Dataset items
** START **

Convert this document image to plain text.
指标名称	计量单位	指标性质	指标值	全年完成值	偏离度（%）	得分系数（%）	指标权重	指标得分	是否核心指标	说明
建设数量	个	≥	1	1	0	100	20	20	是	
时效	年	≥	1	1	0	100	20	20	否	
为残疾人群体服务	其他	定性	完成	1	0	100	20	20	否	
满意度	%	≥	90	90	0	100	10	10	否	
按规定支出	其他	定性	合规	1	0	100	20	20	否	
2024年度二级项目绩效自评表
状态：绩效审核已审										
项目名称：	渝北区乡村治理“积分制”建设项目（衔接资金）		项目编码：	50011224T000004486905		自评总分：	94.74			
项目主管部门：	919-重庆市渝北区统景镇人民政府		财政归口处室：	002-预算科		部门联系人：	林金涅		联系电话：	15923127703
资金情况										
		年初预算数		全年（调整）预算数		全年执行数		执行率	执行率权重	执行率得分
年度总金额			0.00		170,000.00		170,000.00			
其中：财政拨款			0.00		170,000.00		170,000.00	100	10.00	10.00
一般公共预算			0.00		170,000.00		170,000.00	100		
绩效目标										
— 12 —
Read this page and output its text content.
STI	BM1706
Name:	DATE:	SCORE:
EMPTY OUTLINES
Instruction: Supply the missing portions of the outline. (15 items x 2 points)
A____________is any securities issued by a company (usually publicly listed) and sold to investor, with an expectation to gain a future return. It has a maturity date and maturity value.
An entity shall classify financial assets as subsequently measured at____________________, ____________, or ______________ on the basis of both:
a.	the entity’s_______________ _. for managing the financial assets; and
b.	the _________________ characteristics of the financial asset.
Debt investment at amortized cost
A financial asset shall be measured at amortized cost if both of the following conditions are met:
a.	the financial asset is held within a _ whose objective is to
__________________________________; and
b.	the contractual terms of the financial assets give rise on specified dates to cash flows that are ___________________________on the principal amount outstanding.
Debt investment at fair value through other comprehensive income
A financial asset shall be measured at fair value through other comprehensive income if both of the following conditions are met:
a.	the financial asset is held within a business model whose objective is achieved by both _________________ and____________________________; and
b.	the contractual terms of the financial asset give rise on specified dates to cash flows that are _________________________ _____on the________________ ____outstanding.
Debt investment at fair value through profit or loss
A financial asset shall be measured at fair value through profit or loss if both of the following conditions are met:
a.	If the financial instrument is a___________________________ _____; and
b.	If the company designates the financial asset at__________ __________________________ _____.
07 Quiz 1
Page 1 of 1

** END **

YOUR INSTRUCTIONS: Show each line of the data that contains the string "whose".

ANSWER TO THE TASK:
a.	the financial asset is held within a _ whose objective is to
a.	the financial asset is held within a business model whose objective is achieved by both _________________ and____________________________; and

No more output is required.